• _What this task involves_:
Below are some records; give them all again exactly, but not the pictures.

• _Structured figure records_:
┄┄┄┄┄┄┄┄┄┄

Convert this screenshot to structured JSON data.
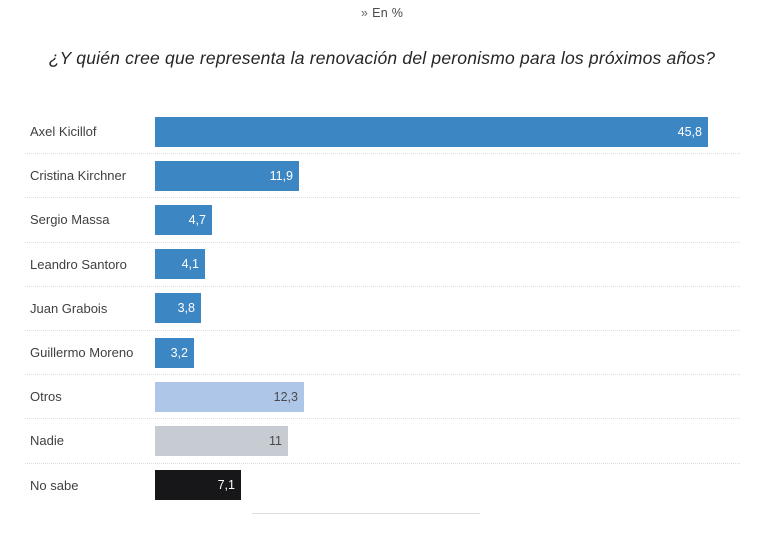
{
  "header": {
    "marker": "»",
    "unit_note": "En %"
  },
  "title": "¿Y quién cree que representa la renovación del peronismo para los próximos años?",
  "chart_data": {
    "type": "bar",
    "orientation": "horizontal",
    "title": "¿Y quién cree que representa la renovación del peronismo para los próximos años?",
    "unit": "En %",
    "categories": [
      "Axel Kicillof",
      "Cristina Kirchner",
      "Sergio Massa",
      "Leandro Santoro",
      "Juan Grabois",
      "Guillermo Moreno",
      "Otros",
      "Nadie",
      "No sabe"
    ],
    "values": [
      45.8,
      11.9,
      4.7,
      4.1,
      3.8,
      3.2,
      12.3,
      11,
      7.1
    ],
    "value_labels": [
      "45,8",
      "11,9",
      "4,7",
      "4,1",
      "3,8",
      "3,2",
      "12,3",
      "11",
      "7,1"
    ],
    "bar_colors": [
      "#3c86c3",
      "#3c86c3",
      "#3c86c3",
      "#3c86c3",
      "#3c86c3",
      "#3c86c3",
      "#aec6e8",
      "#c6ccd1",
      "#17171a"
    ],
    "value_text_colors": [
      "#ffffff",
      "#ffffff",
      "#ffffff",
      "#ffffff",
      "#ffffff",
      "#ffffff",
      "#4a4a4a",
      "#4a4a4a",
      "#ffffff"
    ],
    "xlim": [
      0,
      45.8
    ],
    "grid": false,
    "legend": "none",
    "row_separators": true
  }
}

┄┄┄┄┄┄┄┄┄┄

• _Response to this task_:
Convert this screenshot to structured JSON data.
{
  "header": {
    "marker": "»",
    "unit_note": "En %"
  },
  "title": "¿Y quién cree que representa la renovación del peronismo para los próximos años?",
  "chart_data": {
    "type": "bar",
    "orientation": "horizontal",
    "title": "¿Y quién cree que representa la renovación del peronismo para los próximos años?",
    "unit": "En %",
    "categories": [
      "Axel Kicillof",
      "Cristina Kirchner",
      "Sergio Massa",
      "Leandro Santoro",
      "Juan Grabois",
      "Guillermo Moreno",
      "Otros",
      "Nadie",
      "No sabe"
    ],
    "values": [
      45.8,
      11.9,
      4.7,
      4.1,
      3.8,
      3.2,
      12.3,
      11,
      7.1
    ],
    "value_labels": [
      "45,8",
      "11,9",
      "4,7",
      "4,1",
      "3,8",
      "3,2",
      "12,3",
      "11",
      "7,1"
    ],
    "bar_colors": [
      "#3c86c3",
      "#3c86c3",
      "#3c86c3",
      "#3c86c3",
      "#3c86c3",
      "#3c86c3",
      "#aec6e8",
      "#c6ccd1",
      "#17171a"
    ],
    "value_text_colors": [
      "#ffffff",
      "#ffffff",
      "#ffffff",
      "#ffffff",
      "#ffffff",
      "#ffffff",
      "#4a4a4a",
      "#4a4a4a",
      "#ffffff"
    ],
    "xlim": [
      0,
      45.8
    ],
    "grid": false,
    "legend": "none",
    "row_separators": true
  }
}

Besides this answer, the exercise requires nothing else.